Task instructions: Copy the records below exactly as they are written.

=====

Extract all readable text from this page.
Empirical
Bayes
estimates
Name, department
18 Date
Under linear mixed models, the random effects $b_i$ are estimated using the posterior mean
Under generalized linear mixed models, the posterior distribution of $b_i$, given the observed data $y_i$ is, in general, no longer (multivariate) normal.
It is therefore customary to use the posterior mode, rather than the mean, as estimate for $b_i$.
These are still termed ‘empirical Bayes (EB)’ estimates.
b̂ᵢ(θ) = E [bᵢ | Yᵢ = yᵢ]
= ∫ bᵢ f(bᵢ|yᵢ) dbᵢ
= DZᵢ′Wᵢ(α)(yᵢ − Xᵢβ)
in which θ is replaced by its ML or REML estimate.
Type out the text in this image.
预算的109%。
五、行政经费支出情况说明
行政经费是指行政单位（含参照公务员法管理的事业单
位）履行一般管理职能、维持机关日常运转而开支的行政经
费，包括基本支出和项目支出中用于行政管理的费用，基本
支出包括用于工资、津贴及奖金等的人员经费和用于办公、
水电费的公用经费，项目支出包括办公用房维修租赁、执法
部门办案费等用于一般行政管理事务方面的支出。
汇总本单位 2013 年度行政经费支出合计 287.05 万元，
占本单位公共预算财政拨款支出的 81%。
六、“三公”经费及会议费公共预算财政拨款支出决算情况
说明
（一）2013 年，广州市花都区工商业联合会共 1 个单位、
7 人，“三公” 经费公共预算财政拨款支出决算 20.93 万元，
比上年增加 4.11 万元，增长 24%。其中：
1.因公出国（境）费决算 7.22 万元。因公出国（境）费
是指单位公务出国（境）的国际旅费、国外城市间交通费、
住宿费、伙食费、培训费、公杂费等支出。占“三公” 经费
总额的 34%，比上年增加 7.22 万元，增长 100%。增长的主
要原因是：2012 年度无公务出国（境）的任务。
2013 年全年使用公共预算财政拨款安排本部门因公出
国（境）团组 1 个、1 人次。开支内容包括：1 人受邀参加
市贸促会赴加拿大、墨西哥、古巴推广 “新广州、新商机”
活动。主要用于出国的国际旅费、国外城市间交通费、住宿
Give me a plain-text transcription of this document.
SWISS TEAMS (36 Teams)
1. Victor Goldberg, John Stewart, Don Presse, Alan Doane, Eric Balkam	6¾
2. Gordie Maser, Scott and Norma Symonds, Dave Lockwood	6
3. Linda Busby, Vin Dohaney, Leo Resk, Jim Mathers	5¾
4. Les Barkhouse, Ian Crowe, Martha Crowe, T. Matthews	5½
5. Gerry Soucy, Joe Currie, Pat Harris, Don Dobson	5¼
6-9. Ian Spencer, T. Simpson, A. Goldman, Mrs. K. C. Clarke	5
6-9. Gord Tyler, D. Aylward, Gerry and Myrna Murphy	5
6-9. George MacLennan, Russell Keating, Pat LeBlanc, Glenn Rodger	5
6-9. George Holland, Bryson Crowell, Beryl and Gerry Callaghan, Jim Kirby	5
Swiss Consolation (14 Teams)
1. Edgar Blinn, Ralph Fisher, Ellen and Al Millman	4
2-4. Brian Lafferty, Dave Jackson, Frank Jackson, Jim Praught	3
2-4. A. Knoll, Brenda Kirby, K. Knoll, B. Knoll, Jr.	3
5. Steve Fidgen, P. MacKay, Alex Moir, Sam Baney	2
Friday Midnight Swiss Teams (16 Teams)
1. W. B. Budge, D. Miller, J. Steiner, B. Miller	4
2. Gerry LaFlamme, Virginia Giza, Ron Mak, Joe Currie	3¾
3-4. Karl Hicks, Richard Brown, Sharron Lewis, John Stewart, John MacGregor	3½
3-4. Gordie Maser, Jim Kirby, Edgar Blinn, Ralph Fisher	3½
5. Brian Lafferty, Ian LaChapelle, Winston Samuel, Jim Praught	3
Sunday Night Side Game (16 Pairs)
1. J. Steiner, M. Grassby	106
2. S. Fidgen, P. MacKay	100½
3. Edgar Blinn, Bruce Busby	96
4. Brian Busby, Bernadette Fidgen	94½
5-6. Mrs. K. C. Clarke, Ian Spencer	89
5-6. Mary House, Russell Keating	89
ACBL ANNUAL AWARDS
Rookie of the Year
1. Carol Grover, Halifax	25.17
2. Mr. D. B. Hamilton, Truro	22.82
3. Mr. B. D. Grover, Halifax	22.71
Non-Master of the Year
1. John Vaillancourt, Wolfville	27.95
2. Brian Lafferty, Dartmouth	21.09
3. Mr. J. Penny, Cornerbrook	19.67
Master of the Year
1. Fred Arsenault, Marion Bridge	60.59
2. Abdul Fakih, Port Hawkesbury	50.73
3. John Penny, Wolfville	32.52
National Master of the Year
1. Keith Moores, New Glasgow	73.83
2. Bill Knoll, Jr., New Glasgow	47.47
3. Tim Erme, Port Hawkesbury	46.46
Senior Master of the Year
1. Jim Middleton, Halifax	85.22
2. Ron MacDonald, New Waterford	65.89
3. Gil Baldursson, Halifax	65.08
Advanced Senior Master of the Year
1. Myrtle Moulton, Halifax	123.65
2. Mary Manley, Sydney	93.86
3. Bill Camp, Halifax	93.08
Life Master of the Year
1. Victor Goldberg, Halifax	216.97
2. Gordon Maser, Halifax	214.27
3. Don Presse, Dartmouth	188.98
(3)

=====

Full response:
Extract all readable text from this page.
Empirical
Bayes
estimates
Name, department
18 Date
Under linear mixed models, the random effects $b_i$ are estimated using the posterior mean
Under generalized linear mixed models, the posterior distribution of $b_i$, given the observed data $y_i$ is, in general, no longer (multivariate) normal.
It is therefore customary to use the posterior mode, rather than the mean, as estimate for $b_i$.
These are still termed ‘empirical Bayes (EB)’ estimates.
b̂ᵢ(θ) = E [bᵢ | Yᵢ = yᵢ]
= ∫ bᵢ f(bᵢ|yᵢ) dbᵢ
= DZᵢ′Wᵢ(α)(yᵢ − Xᵢβ)
in which θ is replaced by its ML or REML estimate.
Type out the text in this image.
预算的109%。
五、行政经费支出情况说明
行政经费是指行政单位（含参照公务员法管理的事业单
位）履行一般管理职能、维持机关日常运转而开支的行政经
费，包括基本支出和项目支出中用于行政管理的费用，基本
支出包括用于工资、津贴及奖金等的人员经费和用于办公、
水电费的公用经费，项目支出包括办公用房维修租赁、执法
部门办案费等用于一般行政管理事务方面的支出。
汇总本单位 2013 年度行政经费支出合计 287.05 万元，
占本单位公共预算财政拨款支出的 81%。
六、“三公”经费及会议费公共预算财政拨款支出决算情况
说明
（一）2013 年，广州市花都区工商业联合会共 1 个单位、
7 人，“三公” 经费公共预算财政拨款支出决算 20.93 万元，
比上年增加 4.11 万元，增长 24%。其中：
1.因公出国（境）费决算 7.22 万元。因公出国（境）费
是指单位公务出国（境）的国际旅费、国外城市间交通费、
住宿费、伙食费、培训费、公杂费等支出。占“三公” 经费
总额的 34%，比上年增加 7.22 万元，增长 100%。增长的主
要原因是：2012 年度无公务出国（境）的任务。
2013 年全年使用公共预算财政拨款安排本部门因公出
国（境）团组 1 个、1 人次。开支内容包括：1 人受邀参加
市贸促会赴加拿大、墨西哥、古巴推广 “新广州、新商机”
活动。主要用于出国的国际旅费、国外城市间交通费、住宿
Give me a plain-text transcription of this document.
SWISS TEAMS (36 Teams)
1. Victor Goldberg, John Stewart, Don Presse, Alan Doane, Eric Balkam	6¾
2. Gordie Maser, Scott and Norma Symonds, Dave Lockwood	6
3. Linda Busby, Vin Dohaney, Leo Resk, Jim Mathers	5¾
4. Les Barkhouse, Ian Crowe, Martha Crowe, T. Matthews	5½
5. Gerry Soucy, Joe Currie, Pat Harris, Don Dobson	5¼
6-9. Ian Spencer, T. Simpson, A. Goldman, Mrs. K. C. Clarke	5
6-9. Gord Tyler, D. Aylward, Gerry and Myrna Murphy	5
6-9. George MacLennan, Russell Keating, Pat LeBlanc, Glenn Rodger	5
6-9. George Holland, Bryson Crowell, Beryl and Gerry Callaghan, Jim Kirby	5
Swiss Consolation (14 Teams)
1. Edgar Blinn, Ralph Fisher, Ellen and Al Millman	4
2-4. Brian Lafferty, Dave Jackson, Frank Jackson, Jim Praught	3
2-4. A. Knoll, Brenda Kirby, K. Knoll, B. Knoll, Jr.	3
5. Steve Fidgen, P. MacKay, Alex Moir, Sam Baney	2
Friday Midnight Swiss Teams (16 Teams)
1. W. B. Budge, D. Miller, J. Steiner, B. Miller	4
2. Gerry LaFlamme, Virginia Giza, Ron Mak, Joe Currie	3¾
3-4. Karl Hicks, Richard Brown, Sharron Lewis, John Stewart, John MacGregor	3½
3-4. Gordie Maser, Jim Kirby, Edgar Blinn, Ralph Fisher	3½
5. Brian Lafferty, Ian LaChapelle, Winston Samuel, Jim Praught	3
Sunday Night Side Game (16 Pairs)
1. J. Steiner, M. Grassby	106
2. S. Fidgen, P. MacKay	100½
3. Edgar Blinn, Bruce Busby	96
4. Brian Busby, Bernadette Fidgen	94½
5-6. Mrs. K. C. Clarke, Ian Spencer	89
5-6. Mary House, Russell Keating	89
ACBL ANNUAL AWARDS
Rookie of the Year
1. Carol Grover, Halifax	25.17
2. Mr. D. B. Hamilton, Truro	22.82
3. Mr. B. D. Grover, Halifax	22.71
Non-Master of the Year
1. John Vaillancourt, Wolfville	27.95
2. Brian Lafferty, Dartmouth	21.09
3. Mr. J. Penny, Cornerbrook	19.67
Master of the Year
1. Fred Arsenault, Marion Bridge	60.59
2. Abdul Fakih, Port Hawkesbury	50.73
3. John Penny, Wolfville	32.52
National Master of the Year
1. Keith Moores, New Glasgow	73.83
2. Bill Knoll, Jr., New Glasgow	47.47
3. Tim Erme, Port Hawkesbury	46.46
Senior Master of the Year
1. Jim Middleton, Halifax	85.22
2. Ron MacDonald, New Waterford	65.89
3. Gil Baldursson, Halifax	65.08
Advanced Senior Master of the Year
1. Myrtle Moulton, Halifax	123.65
2. Mary Manley, Sydney	93.86
3. Bill Camp, Halifax	93.08
Life Master of the Year
1. Victor Goldberg, Halifax	216.97
2. Gordon Maser, Halifax	214.27
3. Don Presse, Dartmouth	188.98
(3)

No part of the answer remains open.